Take the line that has "Output the text content of this document." in it and every line after it to the end of the entries, and reproduce them exactly.

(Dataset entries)

○ ○ ○

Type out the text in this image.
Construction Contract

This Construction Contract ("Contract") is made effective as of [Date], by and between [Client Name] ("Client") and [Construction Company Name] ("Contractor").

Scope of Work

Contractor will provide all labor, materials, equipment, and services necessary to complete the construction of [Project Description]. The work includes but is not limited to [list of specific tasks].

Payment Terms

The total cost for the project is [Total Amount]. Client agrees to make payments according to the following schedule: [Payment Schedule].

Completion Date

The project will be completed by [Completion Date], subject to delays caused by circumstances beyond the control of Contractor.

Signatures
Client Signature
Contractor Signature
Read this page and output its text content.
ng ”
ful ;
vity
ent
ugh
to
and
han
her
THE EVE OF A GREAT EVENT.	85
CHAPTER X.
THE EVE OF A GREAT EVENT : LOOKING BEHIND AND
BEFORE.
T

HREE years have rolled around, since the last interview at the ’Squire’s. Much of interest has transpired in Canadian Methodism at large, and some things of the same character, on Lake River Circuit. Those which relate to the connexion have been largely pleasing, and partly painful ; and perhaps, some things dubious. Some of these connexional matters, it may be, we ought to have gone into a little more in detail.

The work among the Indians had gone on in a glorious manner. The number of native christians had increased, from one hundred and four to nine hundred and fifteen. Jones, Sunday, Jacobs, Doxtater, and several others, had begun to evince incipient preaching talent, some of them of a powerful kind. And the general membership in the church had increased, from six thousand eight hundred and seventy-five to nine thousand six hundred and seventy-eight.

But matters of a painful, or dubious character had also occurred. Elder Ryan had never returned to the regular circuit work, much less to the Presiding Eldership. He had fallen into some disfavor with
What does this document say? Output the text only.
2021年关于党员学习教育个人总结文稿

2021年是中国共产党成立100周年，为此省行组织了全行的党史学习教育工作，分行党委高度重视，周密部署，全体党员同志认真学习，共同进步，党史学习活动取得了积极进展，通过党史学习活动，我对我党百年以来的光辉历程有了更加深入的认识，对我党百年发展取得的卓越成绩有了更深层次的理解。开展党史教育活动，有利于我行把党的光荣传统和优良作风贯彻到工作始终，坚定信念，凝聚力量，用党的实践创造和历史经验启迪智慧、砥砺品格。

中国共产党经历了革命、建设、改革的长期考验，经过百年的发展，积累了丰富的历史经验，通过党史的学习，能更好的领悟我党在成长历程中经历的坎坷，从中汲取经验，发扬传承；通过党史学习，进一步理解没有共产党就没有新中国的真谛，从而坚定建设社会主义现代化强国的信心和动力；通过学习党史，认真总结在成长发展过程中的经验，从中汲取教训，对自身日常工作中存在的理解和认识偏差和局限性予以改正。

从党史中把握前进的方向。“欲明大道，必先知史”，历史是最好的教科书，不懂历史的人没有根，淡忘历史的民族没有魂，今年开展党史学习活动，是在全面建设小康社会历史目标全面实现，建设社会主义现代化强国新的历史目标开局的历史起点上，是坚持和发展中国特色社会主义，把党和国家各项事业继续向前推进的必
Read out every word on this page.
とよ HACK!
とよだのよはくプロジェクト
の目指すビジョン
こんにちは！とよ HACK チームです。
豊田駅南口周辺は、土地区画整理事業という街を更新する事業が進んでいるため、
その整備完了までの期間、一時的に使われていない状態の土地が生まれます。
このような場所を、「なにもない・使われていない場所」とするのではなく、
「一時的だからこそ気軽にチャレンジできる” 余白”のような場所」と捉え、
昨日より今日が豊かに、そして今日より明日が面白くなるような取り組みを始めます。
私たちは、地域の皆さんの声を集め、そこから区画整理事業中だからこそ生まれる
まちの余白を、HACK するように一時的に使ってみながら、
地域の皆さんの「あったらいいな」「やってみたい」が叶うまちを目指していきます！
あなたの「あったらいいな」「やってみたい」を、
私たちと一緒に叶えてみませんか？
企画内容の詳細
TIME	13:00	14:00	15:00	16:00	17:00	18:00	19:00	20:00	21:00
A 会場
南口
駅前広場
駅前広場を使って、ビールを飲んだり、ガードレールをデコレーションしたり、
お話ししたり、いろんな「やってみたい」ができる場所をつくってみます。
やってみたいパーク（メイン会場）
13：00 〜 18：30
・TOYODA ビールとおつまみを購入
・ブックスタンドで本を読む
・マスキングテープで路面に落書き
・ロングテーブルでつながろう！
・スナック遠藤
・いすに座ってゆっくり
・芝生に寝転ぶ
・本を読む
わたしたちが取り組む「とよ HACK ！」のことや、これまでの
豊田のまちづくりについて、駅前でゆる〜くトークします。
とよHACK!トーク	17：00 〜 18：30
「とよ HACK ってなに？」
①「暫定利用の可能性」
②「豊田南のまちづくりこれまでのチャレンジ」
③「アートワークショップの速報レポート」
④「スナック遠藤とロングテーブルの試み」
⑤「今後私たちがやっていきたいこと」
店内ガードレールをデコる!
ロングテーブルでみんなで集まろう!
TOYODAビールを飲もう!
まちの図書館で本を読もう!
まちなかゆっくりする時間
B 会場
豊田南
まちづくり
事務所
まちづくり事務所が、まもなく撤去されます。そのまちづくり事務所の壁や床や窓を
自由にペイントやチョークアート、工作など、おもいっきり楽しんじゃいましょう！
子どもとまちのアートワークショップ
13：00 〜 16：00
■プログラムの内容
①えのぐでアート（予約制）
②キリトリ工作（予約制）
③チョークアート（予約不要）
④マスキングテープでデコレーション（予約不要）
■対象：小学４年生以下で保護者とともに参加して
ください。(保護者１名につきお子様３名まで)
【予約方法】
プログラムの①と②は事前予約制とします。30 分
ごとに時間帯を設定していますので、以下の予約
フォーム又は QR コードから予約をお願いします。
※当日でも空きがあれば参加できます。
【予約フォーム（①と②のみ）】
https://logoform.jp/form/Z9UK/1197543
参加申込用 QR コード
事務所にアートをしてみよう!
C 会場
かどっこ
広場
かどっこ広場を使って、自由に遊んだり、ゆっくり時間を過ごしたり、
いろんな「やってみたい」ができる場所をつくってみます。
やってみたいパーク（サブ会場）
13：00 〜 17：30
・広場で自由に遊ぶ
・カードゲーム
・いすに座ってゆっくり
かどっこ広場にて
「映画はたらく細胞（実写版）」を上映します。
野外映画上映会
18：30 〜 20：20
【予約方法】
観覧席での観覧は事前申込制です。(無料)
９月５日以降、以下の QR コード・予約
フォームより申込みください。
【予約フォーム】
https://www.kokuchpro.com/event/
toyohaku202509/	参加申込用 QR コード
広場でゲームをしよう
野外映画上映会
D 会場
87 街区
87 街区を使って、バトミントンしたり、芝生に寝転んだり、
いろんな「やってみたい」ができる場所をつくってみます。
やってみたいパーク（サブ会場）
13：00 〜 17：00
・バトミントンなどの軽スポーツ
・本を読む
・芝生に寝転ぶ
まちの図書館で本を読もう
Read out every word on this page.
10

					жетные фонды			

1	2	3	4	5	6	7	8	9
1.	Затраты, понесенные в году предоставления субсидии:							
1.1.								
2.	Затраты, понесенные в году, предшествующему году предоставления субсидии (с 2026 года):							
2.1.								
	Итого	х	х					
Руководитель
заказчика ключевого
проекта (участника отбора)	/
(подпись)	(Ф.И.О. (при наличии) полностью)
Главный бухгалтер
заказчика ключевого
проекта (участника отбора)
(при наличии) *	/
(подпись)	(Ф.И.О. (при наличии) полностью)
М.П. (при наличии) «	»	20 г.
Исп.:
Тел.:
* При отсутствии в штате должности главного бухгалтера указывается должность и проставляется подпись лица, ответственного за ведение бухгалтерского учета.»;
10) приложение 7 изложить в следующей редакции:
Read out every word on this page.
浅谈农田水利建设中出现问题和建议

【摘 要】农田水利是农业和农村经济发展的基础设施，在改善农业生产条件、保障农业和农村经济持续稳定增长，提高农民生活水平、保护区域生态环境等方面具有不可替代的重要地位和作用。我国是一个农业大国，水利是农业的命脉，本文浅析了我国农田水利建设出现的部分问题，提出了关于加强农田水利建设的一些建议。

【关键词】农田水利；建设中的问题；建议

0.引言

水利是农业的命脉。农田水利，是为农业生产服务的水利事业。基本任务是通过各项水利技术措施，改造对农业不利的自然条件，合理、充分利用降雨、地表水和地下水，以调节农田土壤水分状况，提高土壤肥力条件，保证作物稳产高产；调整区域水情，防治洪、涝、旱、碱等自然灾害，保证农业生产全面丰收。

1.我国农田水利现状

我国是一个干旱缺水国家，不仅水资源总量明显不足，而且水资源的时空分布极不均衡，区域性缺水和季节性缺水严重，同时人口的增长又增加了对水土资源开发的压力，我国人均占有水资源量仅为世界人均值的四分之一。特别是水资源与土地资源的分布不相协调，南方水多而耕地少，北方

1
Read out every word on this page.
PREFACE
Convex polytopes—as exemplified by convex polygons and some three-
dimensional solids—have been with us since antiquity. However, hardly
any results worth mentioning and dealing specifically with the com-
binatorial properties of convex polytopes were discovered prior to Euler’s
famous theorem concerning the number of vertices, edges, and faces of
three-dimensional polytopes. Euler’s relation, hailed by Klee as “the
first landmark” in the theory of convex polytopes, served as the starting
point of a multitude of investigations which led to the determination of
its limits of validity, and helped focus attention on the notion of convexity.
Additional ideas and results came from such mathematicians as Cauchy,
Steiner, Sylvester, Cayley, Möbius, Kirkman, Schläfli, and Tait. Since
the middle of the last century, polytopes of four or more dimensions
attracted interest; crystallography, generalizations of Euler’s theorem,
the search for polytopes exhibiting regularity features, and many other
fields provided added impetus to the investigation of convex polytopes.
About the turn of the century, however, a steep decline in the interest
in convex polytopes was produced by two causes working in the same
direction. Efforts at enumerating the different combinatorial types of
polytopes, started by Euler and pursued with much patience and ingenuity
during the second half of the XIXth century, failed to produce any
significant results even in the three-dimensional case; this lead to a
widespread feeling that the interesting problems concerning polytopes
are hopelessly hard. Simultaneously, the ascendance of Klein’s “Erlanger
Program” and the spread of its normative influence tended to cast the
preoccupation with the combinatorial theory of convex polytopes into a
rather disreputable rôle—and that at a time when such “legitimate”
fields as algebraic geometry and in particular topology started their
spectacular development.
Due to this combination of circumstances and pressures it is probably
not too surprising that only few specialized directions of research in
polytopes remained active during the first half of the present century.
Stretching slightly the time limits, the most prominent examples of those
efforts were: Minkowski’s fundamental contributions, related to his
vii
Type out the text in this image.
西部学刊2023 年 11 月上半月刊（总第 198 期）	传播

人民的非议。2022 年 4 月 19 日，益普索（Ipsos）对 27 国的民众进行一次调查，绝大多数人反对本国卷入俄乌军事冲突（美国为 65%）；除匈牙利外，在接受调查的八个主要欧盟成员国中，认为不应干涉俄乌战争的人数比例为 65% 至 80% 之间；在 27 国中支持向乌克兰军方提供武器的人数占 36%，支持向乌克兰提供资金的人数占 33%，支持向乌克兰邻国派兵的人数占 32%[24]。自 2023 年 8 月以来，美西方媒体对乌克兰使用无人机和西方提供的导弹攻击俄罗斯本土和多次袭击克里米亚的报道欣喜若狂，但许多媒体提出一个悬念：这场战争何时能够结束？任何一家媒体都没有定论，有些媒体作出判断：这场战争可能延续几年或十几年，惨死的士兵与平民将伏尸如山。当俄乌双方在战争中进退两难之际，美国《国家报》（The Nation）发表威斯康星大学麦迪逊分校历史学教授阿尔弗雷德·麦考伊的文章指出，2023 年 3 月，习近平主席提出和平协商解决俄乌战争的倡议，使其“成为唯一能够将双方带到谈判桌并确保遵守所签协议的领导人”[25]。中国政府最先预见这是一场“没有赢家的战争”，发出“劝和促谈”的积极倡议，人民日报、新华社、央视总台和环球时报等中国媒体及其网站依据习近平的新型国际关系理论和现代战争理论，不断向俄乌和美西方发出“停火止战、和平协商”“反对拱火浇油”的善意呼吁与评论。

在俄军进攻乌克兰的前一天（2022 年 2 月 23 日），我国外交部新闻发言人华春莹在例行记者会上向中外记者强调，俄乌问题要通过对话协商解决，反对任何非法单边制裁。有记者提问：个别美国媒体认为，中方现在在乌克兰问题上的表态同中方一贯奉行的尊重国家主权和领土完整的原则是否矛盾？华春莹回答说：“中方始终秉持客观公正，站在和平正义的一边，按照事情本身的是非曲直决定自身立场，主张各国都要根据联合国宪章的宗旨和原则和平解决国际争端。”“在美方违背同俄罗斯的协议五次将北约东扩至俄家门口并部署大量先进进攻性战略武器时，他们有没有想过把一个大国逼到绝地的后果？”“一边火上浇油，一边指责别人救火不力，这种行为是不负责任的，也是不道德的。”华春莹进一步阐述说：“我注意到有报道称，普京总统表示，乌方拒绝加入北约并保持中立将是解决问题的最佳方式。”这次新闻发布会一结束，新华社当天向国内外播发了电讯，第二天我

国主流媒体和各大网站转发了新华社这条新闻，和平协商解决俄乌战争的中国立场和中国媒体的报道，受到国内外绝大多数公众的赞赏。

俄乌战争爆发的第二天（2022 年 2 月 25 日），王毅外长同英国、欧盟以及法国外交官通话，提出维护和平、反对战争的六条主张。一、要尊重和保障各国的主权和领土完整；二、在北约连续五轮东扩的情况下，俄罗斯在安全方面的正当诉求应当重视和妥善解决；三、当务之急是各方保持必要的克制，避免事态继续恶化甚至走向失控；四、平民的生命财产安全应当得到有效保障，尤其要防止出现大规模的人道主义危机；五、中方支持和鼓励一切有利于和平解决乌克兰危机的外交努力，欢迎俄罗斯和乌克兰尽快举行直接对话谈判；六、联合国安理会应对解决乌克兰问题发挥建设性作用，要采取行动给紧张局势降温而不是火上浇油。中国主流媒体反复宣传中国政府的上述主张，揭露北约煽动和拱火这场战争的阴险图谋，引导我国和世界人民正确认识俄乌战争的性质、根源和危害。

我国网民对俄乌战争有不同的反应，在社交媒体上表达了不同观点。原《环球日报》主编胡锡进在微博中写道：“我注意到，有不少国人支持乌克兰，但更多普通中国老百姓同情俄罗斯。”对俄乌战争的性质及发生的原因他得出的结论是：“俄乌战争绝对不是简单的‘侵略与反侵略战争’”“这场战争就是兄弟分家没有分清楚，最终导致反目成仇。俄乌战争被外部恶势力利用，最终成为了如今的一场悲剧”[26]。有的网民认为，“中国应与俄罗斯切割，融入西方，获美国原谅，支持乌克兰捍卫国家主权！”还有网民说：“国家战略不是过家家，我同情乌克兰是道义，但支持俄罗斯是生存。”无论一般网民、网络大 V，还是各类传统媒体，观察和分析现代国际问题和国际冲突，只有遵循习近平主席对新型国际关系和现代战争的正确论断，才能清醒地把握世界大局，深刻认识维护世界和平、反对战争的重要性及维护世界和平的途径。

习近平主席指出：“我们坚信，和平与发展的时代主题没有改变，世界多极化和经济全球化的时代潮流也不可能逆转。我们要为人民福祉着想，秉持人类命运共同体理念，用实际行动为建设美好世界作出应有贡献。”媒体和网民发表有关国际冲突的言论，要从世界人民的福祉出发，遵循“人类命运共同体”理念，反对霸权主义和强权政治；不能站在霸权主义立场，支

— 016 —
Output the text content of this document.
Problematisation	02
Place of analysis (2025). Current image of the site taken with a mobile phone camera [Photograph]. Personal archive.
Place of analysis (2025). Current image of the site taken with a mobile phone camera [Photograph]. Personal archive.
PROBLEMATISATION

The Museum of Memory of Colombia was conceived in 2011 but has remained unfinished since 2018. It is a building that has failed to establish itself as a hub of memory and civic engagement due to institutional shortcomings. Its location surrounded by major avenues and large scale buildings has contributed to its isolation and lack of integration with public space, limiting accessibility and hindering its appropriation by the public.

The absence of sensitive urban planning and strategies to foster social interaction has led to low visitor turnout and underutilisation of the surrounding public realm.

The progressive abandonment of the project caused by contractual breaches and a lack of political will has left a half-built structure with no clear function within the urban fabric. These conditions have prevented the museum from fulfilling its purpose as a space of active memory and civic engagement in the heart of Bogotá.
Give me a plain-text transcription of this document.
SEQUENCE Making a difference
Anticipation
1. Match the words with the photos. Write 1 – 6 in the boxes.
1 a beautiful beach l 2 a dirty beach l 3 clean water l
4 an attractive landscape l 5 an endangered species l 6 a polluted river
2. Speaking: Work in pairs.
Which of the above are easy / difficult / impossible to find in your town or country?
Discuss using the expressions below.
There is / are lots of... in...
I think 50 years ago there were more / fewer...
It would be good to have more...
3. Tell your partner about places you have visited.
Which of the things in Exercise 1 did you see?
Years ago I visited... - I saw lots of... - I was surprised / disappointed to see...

○ ○ ○

Reply to the exercise ::
Output the text content of this document.
Problematisation	02
Place of analysis (2025). Current image of the site taken with a mobile phone camera [Photograph]. Personal archive.
Place of analysis (2025). Current image of the site taken with a mobile phone camera [Photograph]. Personal archive.
PROBLEMATISATION

The Museum of Memory of Colombia was conceived in 2011 but has remained unfinished since 2018. It is a building that has failed to establish itself as a hub of memory and civic engagement due to institutional shortcomings. Its location surrounded by major avenues and large scale buildings has contributed to its isolation and lack of integration with public space, limiting accessibility and hindering its appropriation by the public.

The absence of sensitive urban planning and strategies to foster social interaction has led to low visitor turnout and underutilisation of the surrounding public realm.

The progressive abandonment of the project caused by contractual breaches and a lack of political will has left a half-built structure with no clear function within the urban fabric. These conditions have prevented the museum from fulfilling its purpose as a space of active memory and civic engagement in the heart of Bogotá.
Give me a plain-text transcription of this document.
SEQUENCE Making a difference
Anticipation
1. Match the words with the photos. Write 1 – 6 in the boxes.
1 a beautiful beach l 2 a dirty beach l 3 clean water l
4 an attractive landscape l 5 an endangered species l 6 a polluted river
2. Speaking: Work in pairs.
Which of the above are easy / difficult / impossible to find in your town or country?
Discuss using the expressions below.
There is / are lots of... in...
I think 50 years ago there were more / fewer...
It would be good to have more...
3. Tell your partner about places you have visited.
Which of the things in Exercise 1 did you see?
Years ago I visited... - I saw lots of... - I was surprised / disappointed to see...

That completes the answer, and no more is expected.